Aim of the task:
Write out the following rows word for word, without changing anything.

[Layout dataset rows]
----
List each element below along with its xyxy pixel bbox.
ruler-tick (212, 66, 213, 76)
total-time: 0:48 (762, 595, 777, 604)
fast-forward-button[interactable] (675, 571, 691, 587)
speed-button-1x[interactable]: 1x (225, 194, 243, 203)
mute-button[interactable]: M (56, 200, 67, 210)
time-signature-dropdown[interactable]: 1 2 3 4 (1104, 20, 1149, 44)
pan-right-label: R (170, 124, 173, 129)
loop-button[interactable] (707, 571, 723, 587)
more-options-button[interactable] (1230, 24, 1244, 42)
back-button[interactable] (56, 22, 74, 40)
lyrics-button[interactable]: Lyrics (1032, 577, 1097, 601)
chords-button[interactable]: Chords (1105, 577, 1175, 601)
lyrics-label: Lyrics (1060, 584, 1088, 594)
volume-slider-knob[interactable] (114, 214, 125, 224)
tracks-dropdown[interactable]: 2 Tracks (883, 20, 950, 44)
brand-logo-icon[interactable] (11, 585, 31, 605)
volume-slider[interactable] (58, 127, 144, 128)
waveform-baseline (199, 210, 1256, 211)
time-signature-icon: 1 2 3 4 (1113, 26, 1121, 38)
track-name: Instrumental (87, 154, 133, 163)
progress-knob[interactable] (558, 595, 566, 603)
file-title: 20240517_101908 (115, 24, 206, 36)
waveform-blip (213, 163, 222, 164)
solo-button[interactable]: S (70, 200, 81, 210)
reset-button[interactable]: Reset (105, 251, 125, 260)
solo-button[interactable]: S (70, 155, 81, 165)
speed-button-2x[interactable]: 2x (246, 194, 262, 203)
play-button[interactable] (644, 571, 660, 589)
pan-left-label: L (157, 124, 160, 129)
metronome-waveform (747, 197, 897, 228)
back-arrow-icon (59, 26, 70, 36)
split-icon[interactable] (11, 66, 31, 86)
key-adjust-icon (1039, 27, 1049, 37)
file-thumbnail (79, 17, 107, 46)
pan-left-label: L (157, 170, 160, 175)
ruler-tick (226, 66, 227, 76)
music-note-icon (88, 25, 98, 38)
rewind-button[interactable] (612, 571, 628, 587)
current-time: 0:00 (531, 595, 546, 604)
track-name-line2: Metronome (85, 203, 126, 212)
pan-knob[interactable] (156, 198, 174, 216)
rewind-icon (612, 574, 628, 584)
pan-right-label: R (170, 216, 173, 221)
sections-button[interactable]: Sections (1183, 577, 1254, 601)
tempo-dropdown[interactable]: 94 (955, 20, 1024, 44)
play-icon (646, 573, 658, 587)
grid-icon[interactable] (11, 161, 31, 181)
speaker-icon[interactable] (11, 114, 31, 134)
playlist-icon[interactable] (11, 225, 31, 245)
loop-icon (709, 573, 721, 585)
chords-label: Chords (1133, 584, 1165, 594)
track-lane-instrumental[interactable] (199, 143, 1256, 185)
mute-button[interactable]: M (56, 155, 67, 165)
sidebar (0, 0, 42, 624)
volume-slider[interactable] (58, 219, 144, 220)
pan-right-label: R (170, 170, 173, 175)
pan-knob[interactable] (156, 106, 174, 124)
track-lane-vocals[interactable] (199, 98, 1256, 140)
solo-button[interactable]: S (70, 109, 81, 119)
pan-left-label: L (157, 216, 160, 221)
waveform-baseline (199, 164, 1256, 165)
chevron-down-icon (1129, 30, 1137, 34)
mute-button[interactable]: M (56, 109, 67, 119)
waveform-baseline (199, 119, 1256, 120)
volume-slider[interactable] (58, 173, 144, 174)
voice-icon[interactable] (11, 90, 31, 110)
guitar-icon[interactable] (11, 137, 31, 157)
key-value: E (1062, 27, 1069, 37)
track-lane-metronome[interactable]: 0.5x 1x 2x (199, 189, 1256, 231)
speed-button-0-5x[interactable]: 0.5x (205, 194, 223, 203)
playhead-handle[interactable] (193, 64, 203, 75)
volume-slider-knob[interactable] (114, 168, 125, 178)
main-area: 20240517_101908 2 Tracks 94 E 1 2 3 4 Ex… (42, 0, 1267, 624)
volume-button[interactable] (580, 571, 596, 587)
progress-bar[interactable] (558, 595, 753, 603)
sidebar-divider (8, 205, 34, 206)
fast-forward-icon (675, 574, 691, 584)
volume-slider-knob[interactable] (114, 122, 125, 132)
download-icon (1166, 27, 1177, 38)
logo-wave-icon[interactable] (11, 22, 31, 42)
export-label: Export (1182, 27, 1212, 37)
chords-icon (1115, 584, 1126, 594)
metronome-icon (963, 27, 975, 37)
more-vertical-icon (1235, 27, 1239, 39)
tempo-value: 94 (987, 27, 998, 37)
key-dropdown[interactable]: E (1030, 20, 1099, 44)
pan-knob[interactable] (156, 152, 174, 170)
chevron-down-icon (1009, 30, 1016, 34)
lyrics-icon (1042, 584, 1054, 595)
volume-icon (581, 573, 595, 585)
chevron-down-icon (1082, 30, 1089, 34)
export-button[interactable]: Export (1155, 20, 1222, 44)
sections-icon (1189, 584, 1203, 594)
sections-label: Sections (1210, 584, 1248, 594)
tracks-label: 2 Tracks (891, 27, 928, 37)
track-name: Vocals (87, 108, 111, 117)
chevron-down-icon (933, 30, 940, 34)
----
Exercise solution:
List each element below along with its xyxy pixel bbox.
ruler-tick (212, 66, 213, 76)
total-time: 0:48 (762, 595, 777, 604)
fast-forward-button[interactable] (675, 571, 691, 587)
speed-button-1x[interactable]: 1x (225, 194, 243, 203)
mute-button[interactable]: M (56, 200, 67, 210)
time-signature-dropdown[interactable]: 1 2 3 4 (1104, 20, 1149, 44)
pan-right-label: R (170, 124, 173, 129)
loop-button[interactable] (707, 571, 723, 587)
more-options-button[interactable] (1230, 24, 1244, 42)
back-button[interactable] (56, 22, 74, 40)
lyrics-button[interactable]: Lyrics (1032, 577, 1097, 601)
chords-button[interactable]: Chords (1105, 577, 1175, 601)
lyrics-label: Lyrics (1060, 584, 1088, 594)
volume-slider-knob[interactable] (114, 214, 125, 224)
tracks-dropdown[interactable]: 2 Tracks (883, 20, 950, 44)
brand-logo-icon[interactable] (11, 585, 31, 605)
volume-slider[interactable] (58, 127, 144, 128)
waveform-baseline (199, 210, 1256, 211)
time-signature-icon: 1 2 3 4 (1113, 26, 1121, 38)
track-name: Instrumental (87, 154, 133, 163)
progress-knob[interactable] (558, 595, 566, 603)
file-title: 20240517_101908 (115, 24, 206, 36)
waveform-blip (213, 163, 222, 164)
solo-button[interactable]: S (70, 200, 81, 210)
reset-button[interactable]: Reset (105, 251, 125, 260)
solo-button[interactable]: S (70, 155, 81, 165)
speed-button-2x[interactable]: 2x (246, 194, 262, 203)
play-button[interactable] (644, 571, 660, 589)
pan-left-label: L (157, 124, 160, 129)
metronome-waveform (747, 197, 897, 228)
back-arrow-icon (59, 26, 70, 36)
split-icon[interactable] (11, 66, 31, 86)
key-adjust-icon (1039, 27, 1049, 37)
file-thumbnail (79, 17, 107, 46)
pan-left-label: L (157, 170, 160, 175)
ruler-tick (226, 66, 227, 76)
music-note-icon (88, 25, 98, 38)
rewind-button[interactable] (612, 571, 628, 587)
current-time: 0:00 (531, 595, 546, 604)
track-name-line2: Metronome (85, 203, 126, 212)
pan-knob[interactable] (156, 198, 174, 216)
rewind-icon (612, 574, 628, 584)
pan-right-label: R (170, 216, 173, 221)
sections-button[interactable]: Sections (1183, 577, 1254, 601)
tempo-dropdown[interactable]: 94 (955, 20, 1024, 44)
play-icon (646, 573, 658, 587)
grid-icon[interactable] (11, 161, 31, 181)
speaker-icon[interactable] (11, 114, 31, 134)
playlist-icon[interactable] (11, 225, 31, 245)
loop-icon (709, 573, 721, 585)
chords-label: Chords (1133, 584, 1165, 594)
track-lane-instrumental[interactable] (199, 143, 1256, 185)
mute-button[interactable]: M (56, 155, 67, 165)
sidebar (0, 0, 42, 624)
volume-slider[interactable] (58, 219, 144, 220)
pan-right-label: R (170, 170, 173, 175)
pan-knob[interactable] (156, 106, 174, 124)
track-lane-vocals[interactable] (199, 98, 1256, 140)
solo-button[interactable]: S (70, 109, 81, 119)
pan-left-label: L (157, 216, 160, 221)
waveform-baseline (199, 164, 1256, 165)
chevron-down-icon (1129, 30, 1137, 34)
mute-button[interactable]: M (56, 109, 67, 119)
waveform-baseline (199, 119, 1256, 120)
volume-slider[interactable] (58, 173, 144, 174)
voice-icon[interactable] (11, 90, 31, 110)
guitar-icon[interactable] (11, 137, 31, 157)
key-value: E (1062, 27, 1069, 37)
track-lane-metronome[interactable]: 0.5x 1x 2x (199, 189, 1256, 231)
speed-button-0-5x[interactable]: 0.5x (205, 194, 223, 203)
playhead-handle[interactable] (193, 64, 203, 75)
volume-slider-knob[interactable] (114, 168, 125, 178)
main-area: 20240517_101908 2 Tracks 94 E 1 2 3 4 Ex… (42, 0, 1267, 624)
volume-button[interactable] (580, 571, 596, 587)
progress-bar[interactable] (558, 595, 753, 603)
sidebar-divider (8, 205, 34, 206)
fast-forward-icon (675, 574, 691, 584)
volume-slider-knob[interactable] (114, 122, 125, 132)
download-icon (1166, 27, 1177, 38)
logo-wave-icon[interactable] (11, 22, 31, 42)
export-label: Export (1182, 27, 1212, 37)
chords-icon (1115, 584, 1126, 594)
metronome-icon (963, 27, 975, 37)
more-vertical-icon (1235, 27, 1239, 39)
tempo-value: 94 (987, 27, 998, 37)
key-dropdown[interactable]: E (1030, 20, 1099, 44)
pan-knob[interactable] (156, 152, 174, 170)
chevron-down-icon (1009, 30, 1016, 34)
lyrics-icon (1042, 584, 1054, 595)
volume-icon (581, 573, 595, 585)
chevron-down-icon (1082, 30, 1089, 34)
export-button[interactable]: Export (1155, 20, 1222, 44)
sections-icon (1189, 584, 1203, 594)
sections-label: Sections (1210, 584, 1248, 594)
tracks-label: 2 Tracks (891, 27, 928, 37)
track-name: Vocals (87, 108, 111, 117)
chevron-down-icon (933, 30, 940, 34)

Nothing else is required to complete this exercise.